(What you will do): The result should be every line of the listing that contains "Patienten".
━━━━━━━━━━━━━━━━
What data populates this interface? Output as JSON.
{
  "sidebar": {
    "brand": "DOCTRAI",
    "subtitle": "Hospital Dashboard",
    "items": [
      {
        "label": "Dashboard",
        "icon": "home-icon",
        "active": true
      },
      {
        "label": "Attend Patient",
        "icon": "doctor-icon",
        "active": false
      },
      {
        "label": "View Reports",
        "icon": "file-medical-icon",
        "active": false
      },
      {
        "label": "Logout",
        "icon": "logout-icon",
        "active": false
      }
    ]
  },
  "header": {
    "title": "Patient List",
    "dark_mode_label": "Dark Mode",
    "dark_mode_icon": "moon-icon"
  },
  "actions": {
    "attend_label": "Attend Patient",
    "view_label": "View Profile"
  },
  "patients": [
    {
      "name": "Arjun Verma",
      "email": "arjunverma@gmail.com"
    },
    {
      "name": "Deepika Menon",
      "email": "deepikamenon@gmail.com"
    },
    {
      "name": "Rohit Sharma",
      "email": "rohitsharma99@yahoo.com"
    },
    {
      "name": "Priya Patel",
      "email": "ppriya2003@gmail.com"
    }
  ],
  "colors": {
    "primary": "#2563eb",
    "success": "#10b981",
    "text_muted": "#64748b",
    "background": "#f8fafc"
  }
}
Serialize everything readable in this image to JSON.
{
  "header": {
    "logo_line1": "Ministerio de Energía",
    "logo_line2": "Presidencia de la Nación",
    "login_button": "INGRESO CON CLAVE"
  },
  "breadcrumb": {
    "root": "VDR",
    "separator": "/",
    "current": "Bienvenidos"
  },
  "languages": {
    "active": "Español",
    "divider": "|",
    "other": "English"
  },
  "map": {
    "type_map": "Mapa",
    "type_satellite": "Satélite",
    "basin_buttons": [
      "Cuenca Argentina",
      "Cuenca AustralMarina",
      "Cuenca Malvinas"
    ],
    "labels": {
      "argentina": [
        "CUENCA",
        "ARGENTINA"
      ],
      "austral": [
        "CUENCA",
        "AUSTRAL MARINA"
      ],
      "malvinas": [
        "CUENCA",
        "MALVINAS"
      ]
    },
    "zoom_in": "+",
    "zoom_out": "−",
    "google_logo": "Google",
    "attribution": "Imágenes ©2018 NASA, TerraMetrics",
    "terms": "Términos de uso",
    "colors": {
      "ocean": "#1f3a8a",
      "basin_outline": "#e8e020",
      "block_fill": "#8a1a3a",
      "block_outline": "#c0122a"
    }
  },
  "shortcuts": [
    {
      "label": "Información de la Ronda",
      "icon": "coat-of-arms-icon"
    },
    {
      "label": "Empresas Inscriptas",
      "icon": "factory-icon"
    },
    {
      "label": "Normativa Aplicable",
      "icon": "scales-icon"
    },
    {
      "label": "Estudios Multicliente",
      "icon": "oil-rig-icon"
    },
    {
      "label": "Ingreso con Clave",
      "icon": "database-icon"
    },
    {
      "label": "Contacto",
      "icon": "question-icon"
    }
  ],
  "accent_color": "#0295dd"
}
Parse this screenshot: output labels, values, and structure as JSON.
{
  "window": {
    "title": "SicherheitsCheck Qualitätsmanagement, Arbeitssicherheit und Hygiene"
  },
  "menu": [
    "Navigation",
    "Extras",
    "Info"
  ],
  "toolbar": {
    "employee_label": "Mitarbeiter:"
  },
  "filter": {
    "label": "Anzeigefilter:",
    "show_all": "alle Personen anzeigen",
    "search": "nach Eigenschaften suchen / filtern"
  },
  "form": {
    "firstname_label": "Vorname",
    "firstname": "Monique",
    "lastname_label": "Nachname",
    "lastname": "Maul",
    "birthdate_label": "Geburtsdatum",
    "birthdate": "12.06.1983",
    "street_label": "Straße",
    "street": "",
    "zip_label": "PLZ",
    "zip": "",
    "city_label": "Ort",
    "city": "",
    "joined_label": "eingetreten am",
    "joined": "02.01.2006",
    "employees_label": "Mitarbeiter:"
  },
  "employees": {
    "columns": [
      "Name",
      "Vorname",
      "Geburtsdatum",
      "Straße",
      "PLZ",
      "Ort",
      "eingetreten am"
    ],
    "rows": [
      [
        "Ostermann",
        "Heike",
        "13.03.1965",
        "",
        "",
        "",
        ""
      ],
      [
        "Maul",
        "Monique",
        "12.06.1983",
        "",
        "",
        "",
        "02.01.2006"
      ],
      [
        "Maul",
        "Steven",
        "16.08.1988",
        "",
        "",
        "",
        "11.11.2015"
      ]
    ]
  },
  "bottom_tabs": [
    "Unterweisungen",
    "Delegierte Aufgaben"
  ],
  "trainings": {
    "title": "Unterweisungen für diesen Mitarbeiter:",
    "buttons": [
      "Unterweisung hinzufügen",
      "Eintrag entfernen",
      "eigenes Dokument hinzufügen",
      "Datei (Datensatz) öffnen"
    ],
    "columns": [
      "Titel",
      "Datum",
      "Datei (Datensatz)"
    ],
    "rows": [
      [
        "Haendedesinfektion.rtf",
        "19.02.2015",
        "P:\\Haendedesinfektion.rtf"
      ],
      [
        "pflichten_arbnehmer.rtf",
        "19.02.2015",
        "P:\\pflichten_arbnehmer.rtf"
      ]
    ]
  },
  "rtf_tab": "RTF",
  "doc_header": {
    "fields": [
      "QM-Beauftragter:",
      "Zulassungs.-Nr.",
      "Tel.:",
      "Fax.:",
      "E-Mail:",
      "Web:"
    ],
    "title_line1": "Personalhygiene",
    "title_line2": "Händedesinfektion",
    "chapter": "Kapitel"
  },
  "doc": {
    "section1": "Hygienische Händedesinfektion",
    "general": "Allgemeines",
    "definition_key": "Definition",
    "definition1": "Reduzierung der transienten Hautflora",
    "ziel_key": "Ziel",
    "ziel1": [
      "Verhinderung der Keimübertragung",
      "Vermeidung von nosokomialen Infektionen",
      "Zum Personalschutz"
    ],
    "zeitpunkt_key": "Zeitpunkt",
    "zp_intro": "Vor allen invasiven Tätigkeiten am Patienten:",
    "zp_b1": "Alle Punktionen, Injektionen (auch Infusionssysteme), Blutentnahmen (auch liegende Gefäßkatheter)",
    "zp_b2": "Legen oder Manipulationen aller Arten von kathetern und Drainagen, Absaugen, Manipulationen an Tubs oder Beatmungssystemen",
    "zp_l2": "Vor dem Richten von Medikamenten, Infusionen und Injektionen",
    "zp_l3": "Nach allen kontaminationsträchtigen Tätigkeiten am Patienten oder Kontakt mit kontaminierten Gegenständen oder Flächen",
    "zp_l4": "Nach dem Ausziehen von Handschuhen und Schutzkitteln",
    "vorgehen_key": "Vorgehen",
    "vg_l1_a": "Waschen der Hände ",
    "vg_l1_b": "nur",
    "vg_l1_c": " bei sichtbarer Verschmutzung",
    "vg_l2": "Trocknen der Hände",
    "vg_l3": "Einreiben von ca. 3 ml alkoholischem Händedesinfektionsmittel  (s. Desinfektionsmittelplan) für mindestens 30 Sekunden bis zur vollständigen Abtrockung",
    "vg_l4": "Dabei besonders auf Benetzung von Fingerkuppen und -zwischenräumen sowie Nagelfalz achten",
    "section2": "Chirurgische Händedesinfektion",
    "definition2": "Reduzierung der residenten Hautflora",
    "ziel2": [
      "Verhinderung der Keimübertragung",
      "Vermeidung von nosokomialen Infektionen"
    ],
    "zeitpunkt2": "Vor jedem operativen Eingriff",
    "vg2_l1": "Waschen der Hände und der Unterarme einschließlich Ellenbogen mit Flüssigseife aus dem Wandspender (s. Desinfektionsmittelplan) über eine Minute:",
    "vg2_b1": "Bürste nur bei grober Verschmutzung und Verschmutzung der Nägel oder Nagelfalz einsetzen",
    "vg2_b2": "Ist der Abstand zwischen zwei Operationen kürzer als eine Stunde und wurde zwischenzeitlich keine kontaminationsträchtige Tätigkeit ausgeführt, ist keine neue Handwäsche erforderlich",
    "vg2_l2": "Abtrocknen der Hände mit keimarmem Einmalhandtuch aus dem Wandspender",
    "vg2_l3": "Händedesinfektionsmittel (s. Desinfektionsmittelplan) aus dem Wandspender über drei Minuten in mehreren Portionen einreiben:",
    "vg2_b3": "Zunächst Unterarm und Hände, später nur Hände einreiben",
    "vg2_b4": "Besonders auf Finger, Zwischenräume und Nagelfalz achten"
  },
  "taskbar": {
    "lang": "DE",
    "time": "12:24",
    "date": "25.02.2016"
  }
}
━━━━━━━━━━━━━━━━
(Response):
    "zp_intro": "Vor allen invasiven Tätigkeiten am Patienten:",
    "zp_l3": "Nach allen kontaminationsträchtigen Tätigkeiten am Patienten oder Kontakt mit kontaminierten Gegenständen oder Flächen",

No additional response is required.